Entries —
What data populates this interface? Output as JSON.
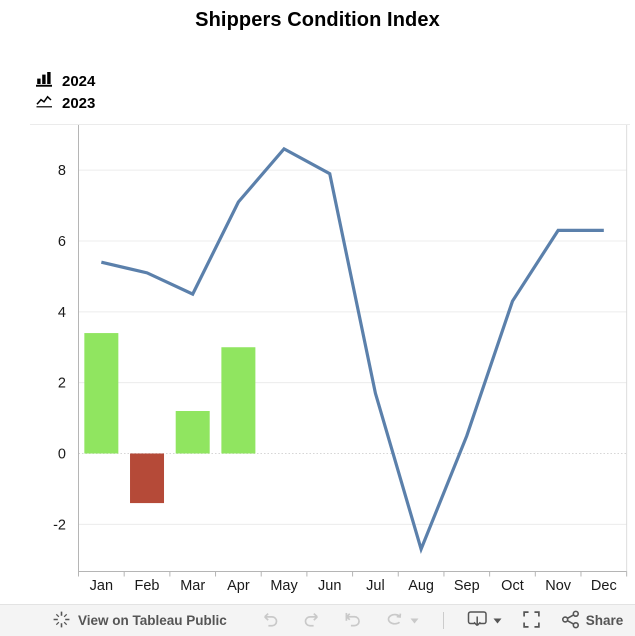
{
  "title": "Shippers Condition Index",
  "legend": {
    "items": [
      {
        "label": "2024",
        "icon": "bar-chart-icon"
      },
      {
        "label": "2023",
        "icon": "line-chart-icon"
      }
    ]
  },
  "chart_data": {
    "type": "combo",
    "title": "Shippers Condition Index",
    "categories": [
      "Jan",
      "Feb",
      "Mar",
      "Apr",
      "May",
      "Jun",
      "Jul",
      "Aug",
      "Sep",
      "Oct",
      "Nov",
      "Dec"
    ],
    "series": [
      {
        "name": "2024",
        "type": "bar",
        "values": [
          3.4,
          -1.4,
          1.2,
          3.0,
          null,
          null,
          null,
          null,
          null,
          null,
          null,
          null
        ],
        "color_positive": "#90E560",
        "color_negative": "#B54A38"
      },
      {
        "name": "2023",
        "type": "line",
        "values": [
          5.4,
          5.1,
          4.5,
          7.1,
          8.6,
          7.9,
          1.7,
          -2.7,
          0.5,
          4.3,
          6.3,
          6.3
        ],
        "color": "#5B80AB"
      }
    ],
    "xlabel": "",
    "ylabel": "",
    "y_ticks": [
      8,
      6,
      4,
      2,
      0,
      -2
    ],
    "ylim": [
      -3.3,
      9.3
    ],
    "grid": "horizontal",
    "zero_line_style": "dotted",
    "legend_position": "top-left"
  },
  "colors": {
    "bar_positive": "#90E560",
    "bar_negative": "#B54A38",
    "line_2023": "#5B80AB",
    "gridline": "#ececec",
    "axis_line": "#b5b5b5",
    "tick_label": "#1a1a1a",
    "toolbar_bg": "#f4f4f4",
    "toolbar_fg": "#555555",
    "disabled_icon": "#c9c9c9"
  },
  "toolbar": {
    "view_on_label": "View on Tableau Public",
    "share_label": "Share",
    "icons": [
      "tableau-logo-icon",
      "undo-icon",
      "redo-icon",
      "revert-icon",
      "refresh-icon",
      "caret-down-icon",
      "download-icon",
      "fullscreen-icon",
      "share-icon"
    ]
  }
}
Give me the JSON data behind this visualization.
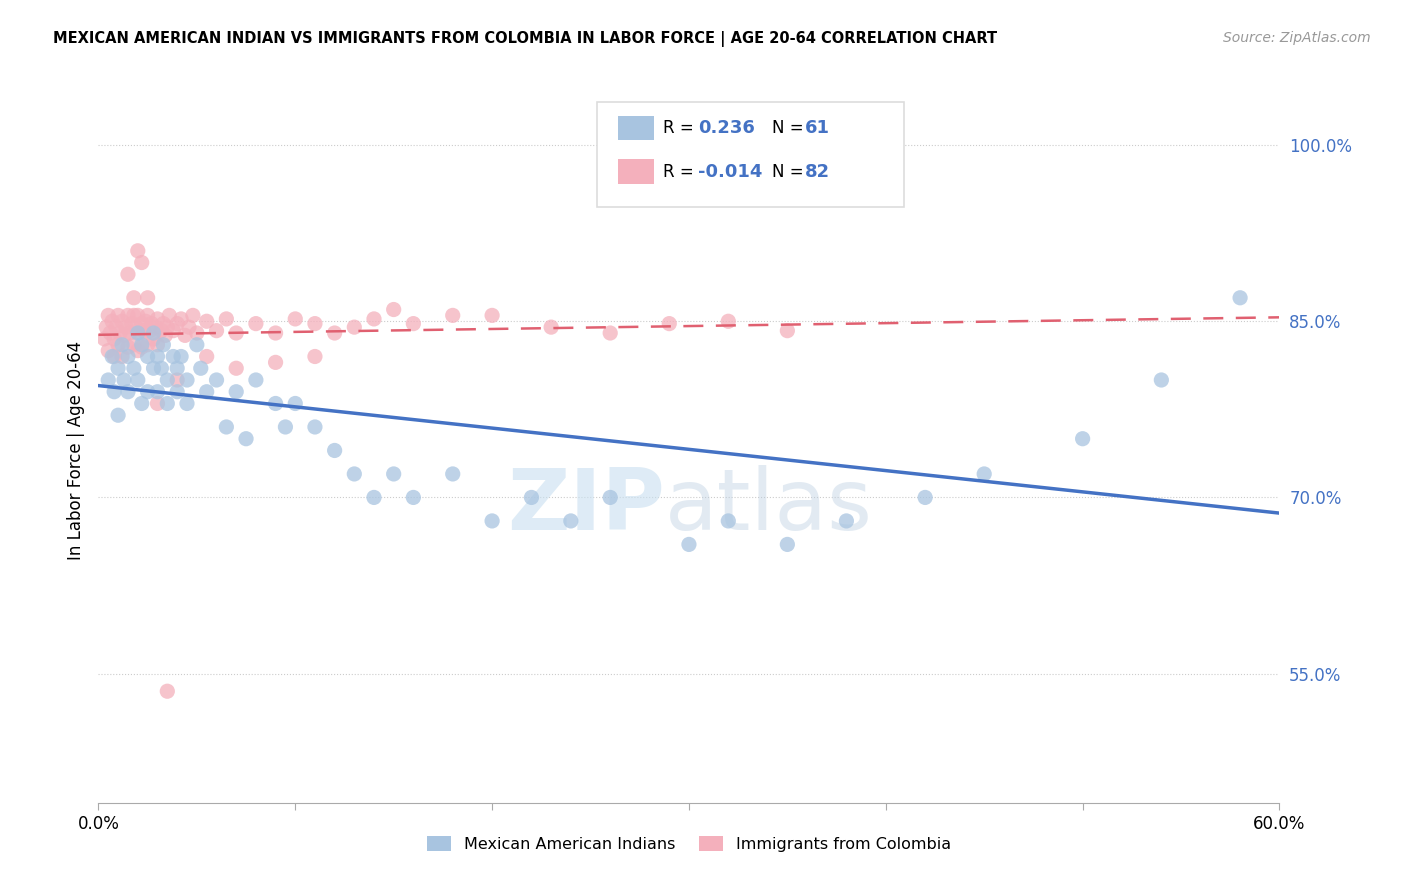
{
  "title": "MEXICAN AMERICAN INDIAN VS IMMIGRANTS FROM COLOMBIA IN LABOR FORCE | AGE 20-64 CORRELATION CHART",
  "source": "Source: ZipAtlas.com",
  "ylabel": "In Labor Force | Age 20-64",
  "xlim": [
    0.0,
    0.6
  ],
  "ylim": [
    0.44,
    1.04
  ],
  "x_ticks": [
    0.0,
    0.1,
    0.2,
    0.3,
    0.4,
    0.5,
    0.6
  ],
  "x_tick_labels": [
    "0.0%",
    "",
    "",
    "",
    "",
    "",
    "60.0%"
  ],
  "y_ticks": [
    0.55,
    0.7,
    0.85,
    1.0
  ],
  "y_tick_labels": [
    "55.0%",
    "70.0%",
    "85.0%",
    "100.0%"
  ],
  "legend_label1": "Mexican American Indians",
  "legend_label2": "Immigrants from Colombia",
  "color_blue": "#a8c4e0",
  "color_pink": "#f4b0bc",
  "trendline_blue": "#4472c4",
  "trendline_pink": "#e06070",
  "watermark_zip": "ZIP",
  "watermark_atlas": "atlas",
  "blue_scatter_x": [
    0.005,
    0.007,
    0.008,
    0.01,
    0.01,
    0.012,
    0.013,
    0.015,
    0.015,
    0.018,
    0.02,
    0.02,
    0.022,
    0.022,
    0.025,
    0.025,
    0.028,
    0.028,
    0.03,
    0.03,
    0.032,
    0.033,
    0.035,
    0.035,
    0.038,
    0.04,
    0.04,
    0.042,
    0.045,
    0.045,
    0.05,
    0.052,
    0.055,
    0.06,
    0.065,
    0.07,
    0.075,
    0.08,
    0.09,
    0.095,
    0.1,
    0.11,
    0.12,
    0.13,
    0.14,
    0.15,
    0.16,
    0.18,
    0.2,
    0.22,
    0.24,
    0.26,
    0.3,
    0.32,
    0.35,
    0.38,
    0.42,
    0.45,
    0.5,
    0.54,
    0.58
  ],
  "blue_scatter_y": [
    0.8,
    0.82,
    0.79,
    0.81,
    0.77,
    0.83,
    0.8,
    0.82,
    0.79,
    0.81,
    0.84,
    0.8,
    0.83,
    0.78,
    0.82,
    0.79,
    0.84,
    0.81,
    0.82,
    0.79,
    0.81,
    0.83,
    0.8,
    0.78,
    0.82,
    0.81,
    0.79,
    0.82,
    0.8,
    0.78,
    0.83,
    0.81,
    0.79,
    0.8,
    0.76,
    0.79,
    0.75,
    0.8,
    0.78,
    0.76,
    0.78,
    0.76,
    0.74,
    0.72,
    0.7,
    0.72,
    0.7,
    0.72,
    0.68,
    0.7,
    0.68,
    0.7,
    0.66,
    0.68,
    0.66,
    0.68,
    0.7,
    0.72,
    0.75,
    0.8,
    0.87
  ],
  "pink_scatter_x": [
    0.003,
    0.004,
    0.005,
    0.005,
    0.006,
    0.007,
    0.008,
    0.008,
    0.009,
    0.01,
    0.01,
    0.011,
    0.012,
    0.012,
    0.013,
    0.014,
    0.015,
    0.015,
    0.016,
    0.017,
    0.018,
    0.018,
    0.019,
    0.02,
    0.02,
    0.021,
    0.022,
    0.022,
    0.023,
    0.024,
    0.025,
    0.025,
    0.026,
    0.027,
    0.028,
    0.029,
    0.03,
    0.03,
    0.032,
    0.033,
    0.034,
    0.035,
    0.036,
    0.038,
    0.04,
    0.042,
    0.044,
    0.046,
    0.048,
    0.05,
    0.055,
    0.06,
    0.065,
    0.07,
    0.08,
    0.09,
    0.1,
    0.11,
    0.12,
    0.14,
    0.16,
    0.18,
    0.2,
    0.23,
    0.26,
    0.29,
    0.32,
    0.35,
    0.04,
    0.055,
    0.07,
    0.09,
    0.11,
    0.13,
    0.15,
    0.03,
    0.025,
    0.02,
    0.015,
    0.018,
    0.022,
    0.035
  ],
  "pink_scatter_y": [
    0.835,
    0.845,
    0.855,
    0.825,
    0.84,
    0.85,
    0.835,
    0.82,
    0.845,
    0.855,
    0.83,
    0.84,
    0.85,
    0.82,
    0.838,
    0.845,
    0.855,
    0.828,
    0.84,
    0.848,
    0.855,
    0.83,
    0.845,
    0.855,
    0.825,
    0.84,
    0.848,
    0.828,
    0.842,
    0.85,
    0.855,
    0.83,
    0.842,
    0.848,
    0.835,
    0.845,
    0.852,
    0.83,
    0.842,
    0.848,
    0.838,
    0.845,
    0.855,
    0.842,
    0.848,
    0.852,
    0.838,
    0.845,
    0.855,
    0.84,
    0.85,
    0.842,
    0.852,
    0.84,
    0.848,
    0.84,
    0.852,
    0.848,
    0.84,
    0.852,
    0.848,
    0.855,
    0.855,
    0.845,
    0.84,
    0.848,
    0.85,
    0.842,
    0.8,
    0.82,
    0.81,
    0.815,
    0.82,
    0.845,
    0.86,
    0.78,
    0.87,
    0.91,
    0.89,
    0.87,
    0.9,
    0.535
  ]
}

Exercise —
Except for the pictures, give all the material above again verbatim.

Written solution —
What data populates this interface? Output as JSON.
{
  "title": "Shippers Condition Index",
  "legend": {
    "items": [
      {
        "label": "2024",
        "icon": "bar-chart-icon"
      },
      {
        "label": "2023",
        "icon": "line-chart-icon"
      }
    ]
  },
  "chart_data": {
    "type": "combo",
    "title": "Shippers Condition Index",
    "categories": [
      "Jan",
      "Feb",
      "Mar",
      "Apr",
      "May",
      "Jun",
      "Jul",
      "Aug",
      "Sep",
      "Oct",
      "Nov",
      "Dec"
    ],
    "series": [
      {
        "name": "2024",
        "type": "bar",
        "values": [
          3.4,
          -1.4,
          1.2,
          3.0,
          null,
          null,
          null,
          null,
          null,
          null,
          null,
          null
        ],
        "color_positive": "#90E560",
        "color_negative": "#B54A38"
      },
      {
        "name": "2023",
        "type": "line",
        "values": [
          5.4,
          5.1,
          4.5,
          7.1,
          8.6,
          7.9,
          1.7,
          -2.7,
          0.5,
          4.3,
          6.3,
          6.3
        ],
        "color": "#5B80AB"
      }
    ],
    "xlabel": "",
    "ylabel": "",
    "y_ticks": [
      8,
      6,
      4,
      2,
      0,
      -2
    ],
    "ylim": [
      -3.3,
      9.3
    ],
    "grid": "horizontal",
    "zero_line_style": "dotted",
    "legend_position": "top-left"
  },
  "colors": {
    "bar_positive": "#90E560",
    "bar_negative": "#B54A38",
    "line_2023": "#5B80AB",
    "gridline": "#ececec",
    "axis_line": "#b5b5b5",
    "tick_label": "#1a1a1a",
    "toolbar_bg": "#f4f4f4",
    "toolbar_fg": "#555555",
    "disabled_icon": "#c9c9c9"
  },
  "toolbar": {
    "view_on_label": "View on Tableau Public",
    "share_label": "Share",
    "icons": [
      "tableau-logo-icon",
      "undo-icon",
      "redo-icon",
      "revert-icon",
      "refresh-icon",
      "caret-down-icon",
      "download-icon",
      "fullscreen-icon",
      "share-icon"
    ]
  }
}
Give me the JSON data behind this visualization.
{
  "title": "MEXICAN AMERICAN INDIAN VS IMMIGRANTS FROM COLOMBIA IN LABOR FORCE | AGE 20-64 CORRELATION CHART",
  "source": "Source: ZipAtlas.com",
  "ylabel": "In Labor Force | Age 20-64",
  "xlim": [
    0.0,
    0.6
  ],
  "ylim": [
    0.44,
    1.04
  ],
  "x_ticks": [
    0.0,
    0.1,
    0.2,
    0.3,
    0.4,
    0.5,
    0.6
  ],
  "x_tick_labels": [
    "0.0%",
    "",
    "",
    "",
    "",
    "",
    "60.0%"
  ],
  "y_ticks": [
    0.55,
    0.7,
    0.85,
    1.0
  ],
  "y_tick_labels": [
    "55.0%",
    "70.0%",
    "85.0%",
    "100.0%"
  ],
  "legend_label1": "Mexican American Indians",
  "legend_label2": "Immigrants from Colombia",
  "color_blue": "#a8c4e0",
  "color_pink": "#f4b0bc",
  "trendline_blue": "#4472c4",
  "trendline_pink": "#e06070",
  "watermark_zip": "ZIP",
  "watermark_atlas": "atlas",
  "blue_scatter_x": [
    0.005,
    0.007,
    0.008,
    0.01,
    0.01,
    0.012,
    0.013,
    0.015,
    0.015,
    0.018,
    0.02,
    0.02,
    0.022,
    0.022,
    0.025,
    0.025,
    0.028,
    0.028,
    0.03,
    0.03,
    0.032,
    0.033,
    0.035,
    0.035,
    0.038,
    0.04,
    0.04,
    0.042,
    0.045,
    0.045,
    0.05,
    0.052,
    0.055,
    0.06,
    0.065,
    0.07,
    0.075,
    0.08,
    0.09,
    0.095,
    0.1,
    0.11,
    0.12,
    0.13,
    0.14,
    0.15,
    0.16,
    0.18,
    0.2,
    0.22,
    0.24,
    0.26,
    0.3,
    0.32,
    0.35,
    0.38,
    0.42,
    0.45,
    0.5,
    0.54,
    0.58
  ],
  "blue_scatter_y": [
    0.8,
    0.82,
    0.79,
    0.81,
    0.77,
    0.83,
    0.8,
    0.82,
    0.79,
    0.81,
    0.84,
    0.8,
    0.83,
    0.78,
    0.82,
    0.79,
    0.84,
    0.81,
    0.82,
    0.79,
    0.81,
    0.83,
    0.8,
    0.78,
    0.82,
    0.81,
    0.79,
    0.82,
    0.8,
    0.78,
    0.83,
    0.81,
    0.79,
    0.8,
    0.76,
    0.79,
    0.75,
    0.8,
    0.78,
    0.76,
    0.78,
    0.76,
    0.74,
    0.72,
    0.7,
    0.72,
    0.7,
    0.72,
    0.68,
    0.7,
    0.68,
    0.7,
    0.66,
    0.68,
    0.66,
    0.68,
    0.7,
    0.72,
    0.75,
    0.8,
    0.87
  ],
  "pink_scatter_x": [
    0.003,
    0.004,
    0.005,
    0.005,
    0.006,
    0.007,
    0.008,
    0.008,
    0.009,
    0.01,
    0.01,
    0.011,
    0.012,
    0.012,
    0.013,
    0.014,
    0.015,
    0.015,
    0.016,
    0.017,
    0.018,
    0.018,
    0.019,
    0.02,
    0.02,
    0.021,
    0.022,
    0.022,
    0.023,
    0.024,
    0.025,
    0.025,
    0.026,
    0.027,
    0.028,
    0.029,
    0.03,
    0.03,
    0.032,
    0.033,
    0.034,
    0.035,
    0.036,
    0.038,
    0.04,
    0.042,
    0.044,
    0.046,
    0.048,
    0.05,
    0.055,
    0.06,
    0.065,
    0.07,
    0.08,
    0.09,
    0.1,
    0.11,
    0.12,
    0.14,
    0.16,
    0.18,
    0.2,
    0.23,
    0.26,
    0.29,
    0.32,
    0.35,
    0.04,
    0.055,
    0.07,
    0.09,
    0.11,
    0.13,
    0.15,
    0.03,
    0.025,
    0.02,
    0.015,
    0.018,
    0.022,
    0.035
  ],
  "pink_scatter_y": [
    0.835,
    0.845,
    0.855,
    0.825,
    0.84,
    0.85,
    0.835,
    0.82,
    0.845,
    0.855,
    0.83,
    0.84,
    0.85,
    0.82,
    0.838,
    0.845,
    0.855,
    0.828,
    0.84,
    0.848,
    0.855,
    0.83,
    0.845,
    0.855,
    0.825,
    0.84,
    0.848,
    0.828,
    0.842,
    0.85,
    0.855,
    0.83,
    0.842,
    0.848,
    0.835,
    0.845,
    0.852,
    0.83,
    0.842,
    0.848,
    0.838,
    0.845,
    0.855,
    0.842,
    0.848,
    0.852,
    0.838,
    0.845,
    0.855,
    0.84,
    0.85,
    0.842,
    0.852,
    0.84,
    0.848,
    0.84,
    0.852,
    0.848,
    0.84,
    0.852,
    0.848,
    0.855,
    0.855,
    0.845,
    0.84,
    0.848,
    0.85,
    0.842,
    0.8,
    0.82,
    0.81,
    0.815,
    0.82,
    0.845,
    0.86,
    0.78,
    0.87,
    0.91,
    0.89,
    0.87,
    0.9,
    0.535
  ]
}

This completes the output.